#### WORK TO DO
Collect each line holding the string "name".

#### RECORDS
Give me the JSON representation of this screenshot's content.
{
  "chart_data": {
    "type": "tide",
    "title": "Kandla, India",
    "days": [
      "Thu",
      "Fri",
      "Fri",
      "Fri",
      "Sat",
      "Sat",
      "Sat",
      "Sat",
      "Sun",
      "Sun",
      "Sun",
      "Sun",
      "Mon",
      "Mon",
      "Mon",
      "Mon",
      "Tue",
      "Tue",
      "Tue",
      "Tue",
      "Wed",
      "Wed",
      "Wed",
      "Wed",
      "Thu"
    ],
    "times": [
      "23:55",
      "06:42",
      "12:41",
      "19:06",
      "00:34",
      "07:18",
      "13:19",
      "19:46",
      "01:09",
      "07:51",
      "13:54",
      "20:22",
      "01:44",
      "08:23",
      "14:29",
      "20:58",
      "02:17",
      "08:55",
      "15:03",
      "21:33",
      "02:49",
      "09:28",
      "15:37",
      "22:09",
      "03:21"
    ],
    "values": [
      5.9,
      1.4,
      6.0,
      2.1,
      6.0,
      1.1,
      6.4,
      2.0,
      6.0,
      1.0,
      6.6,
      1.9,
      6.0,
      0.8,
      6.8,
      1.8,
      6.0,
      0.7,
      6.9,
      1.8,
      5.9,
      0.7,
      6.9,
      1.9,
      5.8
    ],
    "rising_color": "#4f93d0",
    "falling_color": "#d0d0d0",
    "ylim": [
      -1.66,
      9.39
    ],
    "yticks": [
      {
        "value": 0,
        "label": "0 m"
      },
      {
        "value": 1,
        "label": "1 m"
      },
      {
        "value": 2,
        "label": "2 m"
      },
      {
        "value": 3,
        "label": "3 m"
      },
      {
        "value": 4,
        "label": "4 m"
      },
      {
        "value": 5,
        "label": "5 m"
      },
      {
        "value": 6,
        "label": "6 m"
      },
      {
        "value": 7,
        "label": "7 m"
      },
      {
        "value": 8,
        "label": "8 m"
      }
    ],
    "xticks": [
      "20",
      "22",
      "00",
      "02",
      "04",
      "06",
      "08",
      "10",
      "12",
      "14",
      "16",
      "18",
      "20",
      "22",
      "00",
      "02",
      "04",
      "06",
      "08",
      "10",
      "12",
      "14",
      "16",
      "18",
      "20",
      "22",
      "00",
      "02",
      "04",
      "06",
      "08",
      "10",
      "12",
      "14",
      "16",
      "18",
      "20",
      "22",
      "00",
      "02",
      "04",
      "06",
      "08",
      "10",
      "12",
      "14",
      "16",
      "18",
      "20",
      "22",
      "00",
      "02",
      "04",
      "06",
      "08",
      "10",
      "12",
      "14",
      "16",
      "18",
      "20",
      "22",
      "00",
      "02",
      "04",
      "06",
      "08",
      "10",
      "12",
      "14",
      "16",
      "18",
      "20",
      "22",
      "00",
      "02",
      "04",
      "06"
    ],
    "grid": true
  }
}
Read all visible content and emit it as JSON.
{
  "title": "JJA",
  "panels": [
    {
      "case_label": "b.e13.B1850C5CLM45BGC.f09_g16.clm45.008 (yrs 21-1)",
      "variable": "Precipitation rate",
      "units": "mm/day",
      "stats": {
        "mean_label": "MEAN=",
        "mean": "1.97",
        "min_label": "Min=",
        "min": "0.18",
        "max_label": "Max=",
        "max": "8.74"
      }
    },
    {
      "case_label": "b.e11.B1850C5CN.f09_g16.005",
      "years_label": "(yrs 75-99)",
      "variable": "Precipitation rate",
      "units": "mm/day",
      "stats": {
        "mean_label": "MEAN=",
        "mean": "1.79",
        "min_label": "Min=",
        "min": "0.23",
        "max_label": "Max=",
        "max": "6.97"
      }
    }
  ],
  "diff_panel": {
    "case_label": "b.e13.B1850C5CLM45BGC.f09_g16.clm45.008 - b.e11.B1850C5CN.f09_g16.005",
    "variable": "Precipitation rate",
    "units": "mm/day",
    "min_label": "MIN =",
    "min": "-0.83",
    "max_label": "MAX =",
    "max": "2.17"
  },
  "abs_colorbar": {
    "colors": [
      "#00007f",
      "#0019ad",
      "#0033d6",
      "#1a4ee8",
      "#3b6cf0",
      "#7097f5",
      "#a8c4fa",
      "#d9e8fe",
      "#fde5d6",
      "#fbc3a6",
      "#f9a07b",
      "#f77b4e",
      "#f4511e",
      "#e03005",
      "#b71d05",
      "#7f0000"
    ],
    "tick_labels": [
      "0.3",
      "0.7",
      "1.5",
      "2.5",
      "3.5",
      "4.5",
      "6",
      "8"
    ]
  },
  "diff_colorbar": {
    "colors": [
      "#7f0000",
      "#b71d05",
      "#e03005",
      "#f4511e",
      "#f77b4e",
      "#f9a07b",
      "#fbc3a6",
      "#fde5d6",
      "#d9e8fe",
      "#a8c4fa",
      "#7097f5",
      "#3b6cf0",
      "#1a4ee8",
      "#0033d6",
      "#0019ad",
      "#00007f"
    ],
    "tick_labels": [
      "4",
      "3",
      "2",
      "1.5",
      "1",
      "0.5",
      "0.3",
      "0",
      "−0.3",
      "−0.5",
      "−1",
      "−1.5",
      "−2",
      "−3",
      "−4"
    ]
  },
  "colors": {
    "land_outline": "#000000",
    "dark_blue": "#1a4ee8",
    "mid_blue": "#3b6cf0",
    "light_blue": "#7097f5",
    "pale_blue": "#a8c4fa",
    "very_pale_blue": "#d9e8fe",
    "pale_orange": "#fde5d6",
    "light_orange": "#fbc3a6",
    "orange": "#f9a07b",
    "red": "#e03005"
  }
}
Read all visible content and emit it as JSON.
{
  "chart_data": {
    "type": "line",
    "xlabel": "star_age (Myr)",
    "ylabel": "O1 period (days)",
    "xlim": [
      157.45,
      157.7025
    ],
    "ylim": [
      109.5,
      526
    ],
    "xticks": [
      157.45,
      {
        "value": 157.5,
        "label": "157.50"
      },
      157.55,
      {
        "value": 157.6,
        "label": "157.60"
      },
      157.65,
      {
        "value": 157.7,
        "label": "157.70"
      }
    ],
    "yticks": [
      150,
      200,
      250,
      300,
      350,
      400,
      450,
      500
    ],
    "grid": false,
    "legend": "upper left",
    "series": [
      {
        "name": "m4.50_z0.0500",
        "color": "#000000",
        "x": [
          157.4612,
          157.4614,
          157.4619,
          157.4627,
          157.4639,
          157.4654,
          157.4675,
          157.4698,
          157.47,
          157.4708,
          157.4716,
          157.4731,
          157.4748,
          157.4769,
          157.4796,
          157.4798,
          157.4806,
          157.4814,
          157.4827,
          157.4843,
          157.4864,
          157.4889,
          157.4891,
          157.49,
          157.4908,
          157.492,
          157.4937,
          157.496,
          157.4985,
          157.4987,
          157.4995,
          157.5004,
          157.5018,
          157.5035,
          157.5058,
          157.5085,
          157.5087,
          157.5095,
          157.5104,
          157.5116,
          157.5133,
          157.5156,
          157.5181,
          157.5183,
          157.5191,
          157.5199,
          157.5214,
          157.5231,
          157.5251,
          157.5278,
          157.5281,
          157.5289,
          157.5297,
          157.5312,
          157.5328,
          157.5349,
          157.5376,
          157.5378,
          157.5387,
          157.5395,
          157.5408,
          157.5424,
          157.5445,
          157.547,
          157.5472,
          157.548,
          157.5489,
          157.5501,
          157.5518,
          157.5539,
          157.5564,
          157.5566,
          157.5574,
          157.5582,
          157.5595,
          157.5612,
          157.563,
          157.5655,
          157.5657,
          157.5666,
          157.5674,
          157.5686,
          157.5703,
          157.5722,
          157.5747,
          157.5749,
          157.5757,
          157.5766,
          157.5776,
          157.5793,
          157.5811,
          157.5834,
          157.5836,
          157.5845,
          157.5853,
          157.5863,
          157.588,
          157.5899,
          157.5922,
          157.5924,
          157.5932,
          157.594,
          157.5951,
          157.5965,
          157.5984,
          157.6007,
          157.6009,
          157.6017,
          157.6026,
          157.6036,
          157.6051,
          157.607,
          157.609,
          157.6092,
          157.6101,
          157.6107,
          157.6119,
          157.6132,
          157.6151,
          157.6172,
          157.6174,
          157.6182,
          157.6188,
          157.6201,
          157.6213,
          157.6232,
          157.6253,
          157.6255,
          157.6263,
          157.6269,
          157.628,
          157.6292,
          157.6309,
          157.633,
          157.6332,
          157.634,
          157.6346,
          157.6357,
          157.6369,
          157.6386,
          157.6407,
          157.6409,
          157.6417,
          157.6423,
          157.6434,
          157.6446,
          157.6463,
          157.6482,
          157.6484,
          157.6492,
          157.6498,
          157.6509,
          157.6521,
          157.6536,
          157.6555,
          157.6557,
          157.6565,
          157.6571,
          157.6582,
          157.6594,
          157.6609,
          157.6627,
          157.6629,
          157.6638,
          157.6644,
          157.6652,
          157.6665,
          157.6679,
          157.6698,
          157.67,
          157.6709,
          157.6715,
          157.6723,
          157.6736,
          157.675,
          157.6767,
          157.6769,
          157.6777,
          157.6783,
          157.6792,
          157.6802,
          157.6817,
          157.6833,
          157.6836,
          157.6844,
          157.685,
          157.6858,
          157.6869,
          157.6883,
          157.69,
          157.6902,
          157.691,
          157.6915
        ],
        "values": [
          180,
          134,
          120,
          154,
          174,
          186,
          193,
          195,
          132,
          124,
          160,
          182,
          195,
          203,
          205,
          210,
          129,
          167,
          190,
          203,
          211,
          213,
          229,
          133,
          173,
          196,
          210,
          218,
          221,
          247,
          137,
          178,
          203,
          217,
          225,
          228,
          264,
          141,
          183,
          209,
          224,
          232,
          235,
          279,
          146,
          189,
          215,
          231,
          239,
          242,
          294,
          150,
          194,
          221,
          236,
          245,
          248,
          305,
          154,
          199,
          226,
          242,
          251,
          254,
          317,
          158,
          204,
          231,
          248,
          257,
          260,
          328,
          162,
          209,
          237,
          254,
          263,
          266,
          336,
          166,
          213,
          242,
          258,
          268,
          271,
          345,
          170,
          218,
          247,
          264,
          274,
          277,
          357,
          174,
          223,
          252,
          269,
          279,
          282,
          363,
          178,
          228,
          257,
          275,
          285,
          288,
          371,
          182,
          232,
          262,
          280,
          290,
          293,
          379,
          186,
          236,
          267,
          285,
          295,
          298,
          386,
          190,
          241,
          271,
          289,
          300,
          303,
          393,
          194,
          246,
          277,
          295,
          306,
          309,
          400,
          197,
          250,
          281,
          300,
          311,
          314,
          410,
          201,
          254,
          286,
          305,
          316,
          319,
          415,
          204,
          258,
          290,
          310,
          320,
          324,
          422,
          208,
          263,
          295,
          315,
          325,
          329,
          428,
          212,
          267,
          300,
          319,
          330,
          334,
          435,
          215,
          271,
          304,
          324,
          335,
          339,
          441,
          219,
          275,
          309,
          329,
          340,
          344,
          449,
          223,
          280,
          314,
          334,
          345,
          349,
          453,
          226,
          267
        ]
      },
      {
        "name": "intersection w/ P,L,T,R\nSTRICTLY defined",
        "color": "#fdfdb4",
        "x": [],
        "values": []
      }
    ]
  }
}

#### TASK RESPONSE
        "name": "m4.50_z0.0500",
        "name": "intersection w/ P,L,T,R\nSTRICTLY defined",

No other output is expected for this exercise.